[Stored entries]
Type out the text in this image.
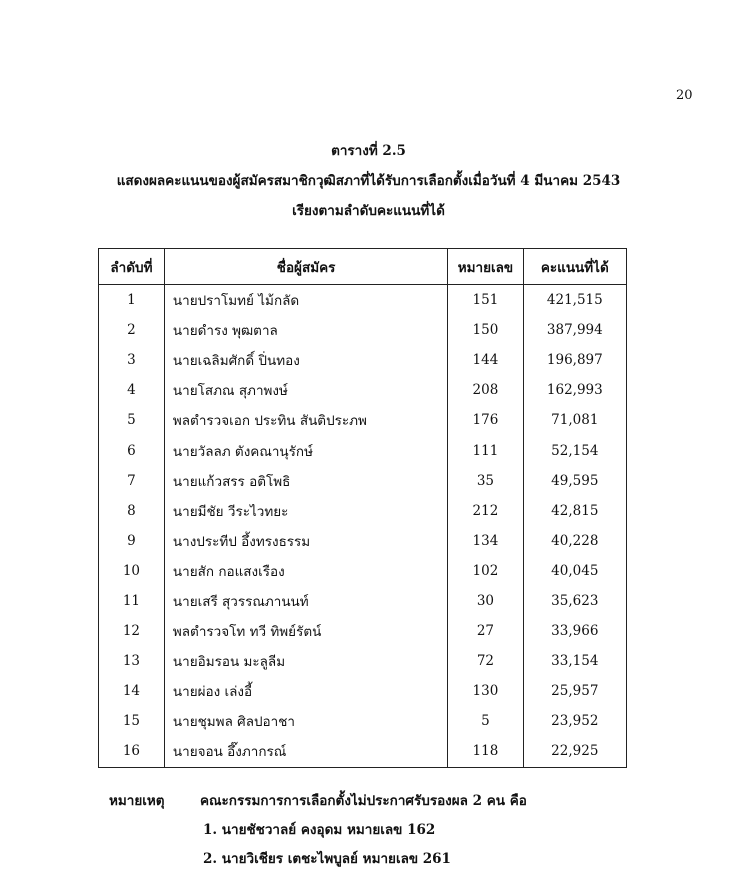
20
ตารางที่ 2.5
แสดงผลคะแนนของผู้สมัครสมาชิกวุฒิสภาที่ได้รับการเลือกตั้งเมื่อวันที่ 4 มีนาคม 2543
เรียงตามลำดับคะแนนที่ได้
ลำดับที่	ชื่อผู้สมัคร	หมายเลข	คะแนนที่ได้
1	นายปราโมทย์ ไม้กลัด	151	421,515
2	นายดำรง พุฒตาล	150	387,994
3	นายเฉลิมศักดิ์ ปิ่นทอง	144	196,897
4	นายโสภณ สุภาพงษ์	208	162,993
5	พลตำรวจเอก ประทิน สันติประภพ	176	71,081
6	นายวัลลภ ตังคณานุรักษ์	111	52,154
7	นายแก้วสรร อติโพธิ	35	49,595
8	นายมีชัย วีระไวทยะ	212	42,815
9	นางประทีป อึ้งทรงธรรม	134	40,228
10	นายสัก กอแสงเรือง	102	40,045
11	นายเสรี สุวรรณภานนท์	30	35,623
12	พลตำรวจโท ทวี ทิพย์รัตน์	27	33,966
13	นายอิมรอน มะลูลีม	72	33,154
14	นายผ่อง เล่งอี้	130	25,957
15	นายชุมพล ศิลปอาชา	5	23,952
16	นายจอน อึ๊งภากรณ์	118	22,925
หมายเหตุ	คณะกรรมการการเลือกตั้งไม่ประกาศรับรองผล 2 คน คือ
1. นายชัชวาลย์ คงอุดม หมายเลข 162
2. นายวิเชียร เตชะไพบูลย์ หมายเลข 261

Exercise aim
Restate the whole listing above exactly, please, omitting every image.

Exercise answer
Type out the text in this image.
20
ตารางที่ 2.5
แสดงผลคะแนนของผู้สมัครสมาชิกวุฒิสภาที่ได้รับการเลือกตั้งเมื่อวันที่ 4 มีนาคม 2543
เรียงตามลำดับคะแนนที่ได้
ลำดับที่	ชื่อผู้สมัคร	หมายเลข	คะแนนที่ได้
1	นายปราโมทย์ ไม้กลัด	151	421,515
2	นายดำรง พุฒตาล	150	387,994
3	นายเฉลิมศักดิ์ ปิ่นทอง	144	196,897
4	นายโสภณ สุภาพงษ์	208	162,993
5	พลตำรวจเอก ประทิน สันติประภพ	176	71,081
6	นายวัลลภ ตังคณานุรักษ์	111	52,154
7	นายแก้วสรร อติโพธิ	35	49,595
8	นายมีชัย วีระไวทยะ	212	42,815
9	นางประทีป อึ้งทรงธรรม	134	40,228
10	นายสัก กอแสงเรือง	102	40,045
11	นายเสรี สุวรรณภานนท์	30	35,623
12	พลตำรวจโท ทวี ทิพย์รัตน์	27	33,966
13	นายอิมรอน มะลูลีม	72	33,154
14	นายผ่อง เล่งอี้	130	25,957
15	นายชุมพล ศิลปอาชา	5	23,952
16	นายจอน อึ๊งภากรณ์	118	22,925
หมายเหตุ	คณะกรรมการการเลือกตั้งไม่ประกาศรับรองผล 2 คน คือ
1. นายชัชวาลย์ คงอุดม หมายเลข 162
2. นายวิเชียร เตชะไพบูลย์ หมายเลข 261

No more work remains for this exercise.